▸ **REQUIREMENTS**: Copy out every line in which the string "object" occurs.

▸ **RAW RECORDS**:
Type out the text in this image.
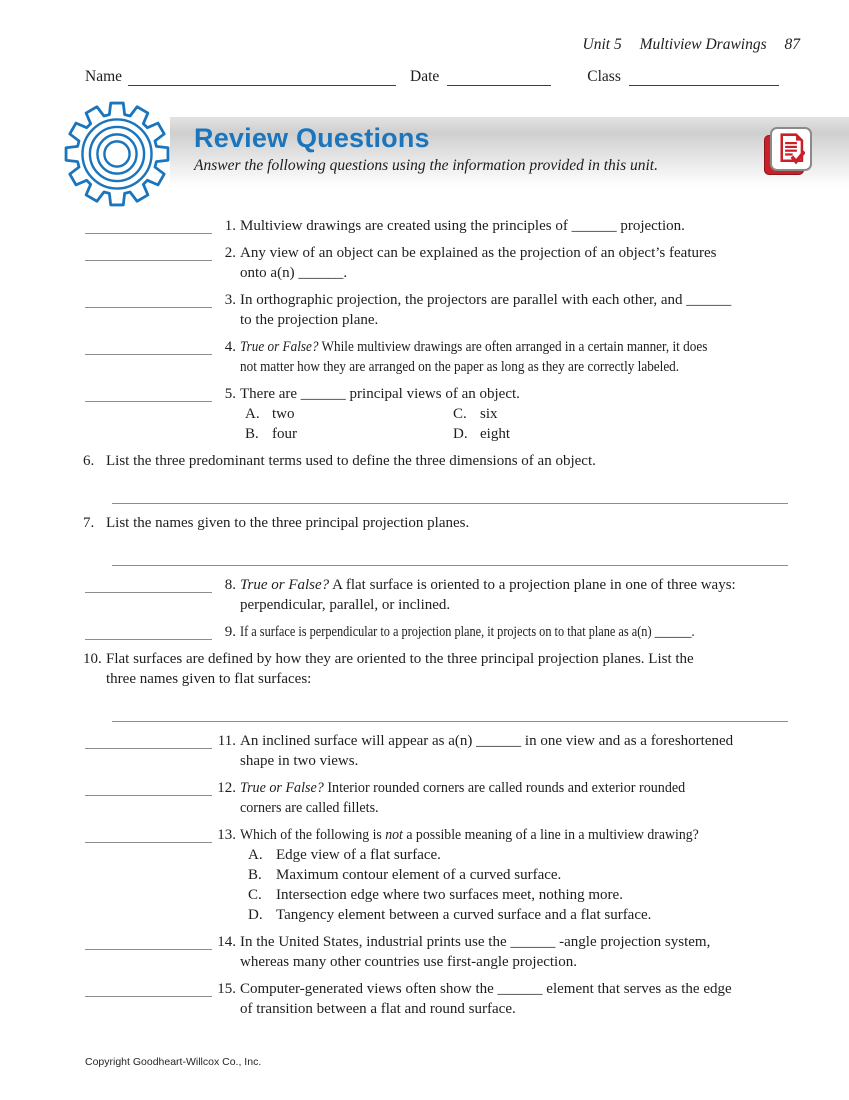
Unit 5 Multiview Drawings 87
Name	Date	Class
Review Questions
Answer the following questions using the information provided in this unit.
1. Multiview drawings are created using the principles of ______ projection.
2. Any view of an object can be explained as the projection of an object’s features
onto a(n) ______.
3. In orthographic projection, the projectors are parallel with each other, and ______
to the projection plane.
4. True or False? While multiview drawings are often arranged in a certain manner, it does
not matter how they are arranged on the paper as long as they are correctly labeled.
5. There are ______ principal views of an object.
A. two
B. four
C. six
D. eight
6. List the three predominant terms used to define the three dimensions of an object.
7. List the names given to the three principal projection planes.
8. True or False? A flat surface is oriented to a projection plane in one of three ways:
perpendicular, parallel, or inclined.
9. If a surface is perpendicular to a projection plane, it projects on to that plane as a(n) ______.
10. Flat surfaces are defined by how they are oriented to the three principal projection planes. List the
three names given to flat surfaces:
11. An inclined surface will appear as a(n) ______ in one view and as a foreshortened
shape in two views.
12. True or False? Interior rounded corners are called rounds and exterior rounded
corners are called fillets.
13. Which of the following is not a possible meaning of a line in a multiview drawing?
A. Edge view of a flat surface.
B. Maximum contour element of a curved surface.
C. Intersection edge where two surfaces meet, nothing more.
D. Tangency element between a curved surface and a flat surface.
14. In the United States, industrial prints use the ______ -angle projection system,
whereas many other countries use first-angle projection.
15. Computer-generated views often show the ______ element that serves as the edge
of transition between a flat and round surface.
Copyright Goodheart-Willcox Co., Inc.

▸ **SOLUTION TO THIS TASK**:
2. Any view of an object can be explained as the projection of an object’s features
5. There are ______ principal views of an object.
6. List the three predominant terms used to define the three dimensions of an object.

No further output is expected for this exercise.